[Records from a data source]
....
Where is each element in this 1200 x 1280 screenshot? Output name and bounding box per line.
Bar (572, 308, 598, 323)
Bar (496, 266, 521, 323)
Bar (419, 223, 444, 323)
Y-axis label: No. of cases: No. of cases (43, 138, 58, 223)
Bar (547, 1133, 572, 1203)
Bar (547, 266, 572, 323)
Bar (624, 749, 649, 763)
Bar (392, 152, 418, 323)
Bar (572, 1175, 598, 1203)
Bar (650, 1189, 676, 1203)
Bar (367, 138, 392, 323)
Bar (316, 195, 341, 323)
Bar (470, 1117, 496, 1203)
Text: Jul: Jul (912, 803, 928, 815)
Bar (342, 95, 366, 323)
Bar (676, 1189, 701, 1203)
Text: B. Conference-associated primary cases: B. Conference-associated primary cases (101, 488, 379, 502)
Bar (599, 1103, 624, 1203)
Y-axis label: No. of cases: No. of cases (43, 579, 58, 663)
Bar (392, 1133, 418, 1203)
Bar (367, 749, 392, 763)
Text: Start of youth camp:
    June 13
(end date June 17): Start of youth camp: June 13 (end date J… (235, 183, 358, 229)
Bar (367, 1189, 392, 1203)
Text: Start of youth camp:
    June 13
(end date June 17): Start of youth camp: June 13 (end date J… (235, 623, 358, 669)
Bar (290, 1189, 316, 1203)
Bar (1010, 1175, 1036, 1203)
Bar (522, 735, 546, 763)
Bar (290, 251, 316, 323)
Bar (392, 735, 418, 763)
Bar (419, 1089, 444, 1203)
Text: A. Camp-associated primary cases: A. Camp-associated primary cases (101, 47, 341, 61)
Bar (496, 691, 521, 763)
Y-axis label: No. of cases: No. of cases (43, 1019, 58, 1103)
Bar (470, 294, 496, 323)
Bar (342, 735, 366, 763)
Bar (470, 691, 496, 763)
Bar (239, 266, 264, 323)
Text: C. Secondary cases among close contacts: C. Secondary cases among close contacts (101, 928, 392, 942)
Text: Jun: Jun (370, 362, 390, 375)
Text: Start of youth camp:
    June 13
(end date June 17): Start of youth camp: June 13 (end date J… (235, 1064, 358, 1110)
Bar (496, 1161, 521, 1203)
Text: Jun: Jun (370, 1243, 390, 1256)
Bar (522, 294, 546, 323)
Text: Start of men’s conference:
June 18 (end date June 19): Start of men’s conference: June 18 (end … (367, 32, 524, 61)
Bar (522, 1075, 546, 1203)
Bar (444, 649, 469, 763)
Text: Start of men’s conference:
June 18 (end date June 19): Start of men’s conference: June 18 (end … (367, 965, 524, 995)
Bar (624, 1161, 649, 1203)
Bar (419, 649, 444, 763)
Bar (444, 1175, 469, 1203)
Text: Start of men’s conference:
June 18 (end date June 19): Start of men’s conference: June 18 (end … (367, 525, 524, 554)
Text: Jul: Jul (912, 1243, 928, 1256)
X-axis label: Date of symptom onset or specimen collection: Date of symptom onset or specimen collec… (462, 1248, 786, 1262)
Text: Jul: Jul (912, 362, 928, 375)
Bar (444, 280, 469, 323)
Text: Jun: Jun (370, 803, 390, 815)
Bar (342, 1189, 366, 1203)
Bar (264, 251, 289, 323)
....
* [EXERCISE INSTRUCTIONS] Return every line of the material above that contains the string "axis", matching case exactly.

* [OUTPUT FOR THIS EXERCISE]
Y-axis label: No. of cases: No. of cases (43, 138, 58, 223)
Y-axis label: No. of cases: No. of cases (43, 579, 58, 663)
Y-axis label: No. of cases: No. of cases (43, 1019, 58, 1103)
X-axis label: Date of symptom onset or specimen collection: Date of symptom onset or specimen collec… (462, 1248, 786, 1262)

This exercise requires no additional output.